EXERCISE TEXT:
▼

It’s official: Yucatan asteroid killed the dinosaurs
More than 65 million years ago, an asteroid 10 kilometers in diameter slammed into the Yucatan Peninsula in Mexico with an explosive force one billion times more powerful than the atomic bomb at Hiroshima. Tsunamis up to 300 meters high and earthquakes that would have scored more than 10 on the Richter scale tore through the area. Impact temperatures alone would have killed every living thing for thousands of miles, but was this terrible event enough to trigger the KT extinction, one of the three largest mass extinctions in the history of the planet?
A team of more than 30 scientists, including UAF’s Michael Whalen, have concluded that it did. They reported their findings in the March 5 issue of “Science”. The researchers studied more than 20 years of data to see if the massive asteroid impact, known as the Chicxulub impact, could have caused the mass extinction of the dinosaurs. The extinction is believed to have occurred quickly at the end of the Cretaceous period.

▲

SUPPLIED MATERIAL:
▼

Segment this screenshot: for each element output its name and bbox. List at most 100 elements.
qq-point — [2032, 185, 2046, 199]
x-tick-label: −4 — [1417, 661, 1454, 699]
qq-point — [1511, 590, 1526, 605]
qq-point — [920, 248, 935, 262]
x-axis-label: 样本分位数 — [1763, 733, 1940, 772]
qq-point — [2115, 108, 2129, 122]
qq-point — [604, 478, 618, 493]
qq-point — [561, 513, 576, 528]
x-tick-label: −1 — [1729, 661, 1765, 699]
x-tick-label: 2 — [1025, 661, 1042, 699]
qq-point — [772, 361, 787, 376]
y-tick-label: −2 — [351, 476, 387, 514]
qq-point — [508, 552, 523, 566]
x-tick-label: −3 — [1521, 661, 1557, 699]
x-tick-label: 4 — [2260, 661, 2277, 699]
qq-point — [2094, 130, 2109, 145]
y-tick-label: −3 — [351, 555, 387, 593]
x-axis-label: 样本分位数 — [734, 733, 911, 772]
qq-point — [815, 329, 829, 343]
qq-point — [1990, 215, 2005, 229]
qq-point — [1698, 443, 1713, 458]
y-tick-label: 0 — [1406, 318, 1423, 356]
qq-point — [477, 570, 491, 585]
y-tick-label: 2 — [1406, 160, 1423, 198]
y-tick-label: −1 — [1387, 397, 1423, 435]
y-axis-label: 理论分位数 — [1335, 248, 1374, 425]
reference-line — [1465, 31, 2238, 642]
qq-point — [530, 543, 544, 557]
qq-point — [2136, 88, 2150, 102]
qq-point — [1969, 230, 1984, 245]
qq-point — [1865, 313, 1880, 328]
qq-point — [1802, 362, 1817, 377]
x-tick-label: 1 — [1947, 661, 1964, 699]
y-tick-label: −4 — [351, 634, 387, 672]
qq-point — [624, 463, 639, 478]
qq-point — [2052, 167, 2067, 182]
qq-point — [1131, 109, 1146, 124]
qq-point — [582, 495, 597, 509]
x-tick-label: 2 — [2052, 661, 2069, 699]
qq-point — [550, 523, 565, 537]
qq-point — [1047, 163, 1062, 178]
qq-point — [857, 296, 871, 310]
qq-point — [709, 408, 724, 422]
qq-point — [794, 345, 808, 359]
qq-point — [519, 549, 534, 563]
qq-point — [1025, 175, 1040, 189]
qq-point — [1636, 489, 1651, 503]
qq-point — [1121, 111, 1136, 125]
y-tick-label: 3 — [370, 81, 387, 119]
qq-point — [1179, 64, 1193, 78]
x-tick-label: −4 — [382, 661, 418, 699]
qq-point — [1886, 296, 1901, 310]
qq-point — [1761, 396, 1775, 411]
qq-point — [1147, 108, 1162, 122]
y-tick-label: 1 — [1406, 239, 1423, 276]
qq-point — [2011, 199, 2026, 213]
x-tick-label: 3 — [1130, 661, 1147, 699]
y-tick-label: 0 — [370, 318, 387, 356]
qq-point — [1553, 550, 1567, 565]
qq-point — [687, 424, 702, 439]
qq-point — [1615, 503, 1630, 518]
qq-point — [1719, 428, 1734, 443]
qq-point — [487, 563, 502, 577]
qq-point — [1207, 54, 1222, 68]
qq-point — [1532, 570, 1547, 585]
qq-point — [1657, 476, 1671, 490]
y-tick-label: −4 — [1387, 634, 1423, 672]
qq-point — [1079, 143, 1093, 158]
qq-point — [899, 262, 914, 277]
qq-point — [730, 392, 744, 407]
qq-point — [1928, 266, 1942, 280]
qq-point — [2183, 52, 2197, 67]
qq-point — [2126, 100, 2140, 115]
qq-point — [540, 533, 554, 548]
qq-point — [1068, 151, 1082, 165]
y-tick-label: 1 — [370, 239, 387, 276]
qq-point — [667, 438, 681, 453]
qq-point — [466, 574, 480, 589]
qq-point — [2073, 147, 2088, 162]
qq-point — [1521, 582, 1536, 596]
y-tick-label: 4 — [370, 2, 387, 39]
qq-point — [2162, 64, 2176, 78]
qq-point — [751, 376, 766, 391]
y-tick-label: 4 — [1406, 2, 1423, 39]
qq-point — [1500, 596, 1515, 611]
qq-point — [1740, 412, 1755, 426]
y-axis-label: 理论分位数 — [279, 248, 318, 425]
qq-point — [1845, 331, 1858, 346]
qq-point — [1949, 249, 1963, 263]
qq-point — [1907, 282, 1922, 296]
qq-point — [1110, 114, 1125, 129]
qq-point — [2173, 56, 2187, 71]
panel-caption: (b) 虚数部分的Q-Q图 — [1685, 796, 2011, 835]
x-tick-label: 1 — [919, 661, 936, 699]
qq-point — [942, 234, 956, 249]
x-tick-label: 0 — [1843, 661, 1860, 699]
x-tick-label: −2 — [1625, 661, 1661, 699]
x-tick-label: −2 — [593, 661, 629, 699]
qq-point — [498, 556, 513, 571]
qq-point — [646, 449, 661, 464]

▲

WHAT NEEDS TO BE DONE:
Copy out the whole text about the Yucatan asteroid and the dinosaurs, word for word.

WRITTEN ANSWER:
It’s official: Yucatan asteroid killed the dinosaurs
More than 65 million years ago, an asteroid 10 kilometers in diameter slammed into the Yucatan Peninsula in Mexico with an explosive force one billion times more powerful than the atomic bomb at Hiroshima. Tsunamis up to 300 meters high and earthquakes that would have scored more than 10 on the Richter scale tore through the area. Impact temperatures alone would have killed every living thing for thousands of miles, but was this terrible event enough to trigger the KT extinction, one of the three largest mass extinctions in the history of the planet?
A team of more than 30 scientists, including UAF’s Michael Whalen, have concluded that it did. They reported their findings in the March 5 issue of “Science”. The researchers studied more than 20 years of data to see if the massive asteroid impact, known as the Chicxulub impact, could have caused the mass extinction of the dinosaurs. The extinction is believed to have occurred quickly at the end of the Cretaceous period.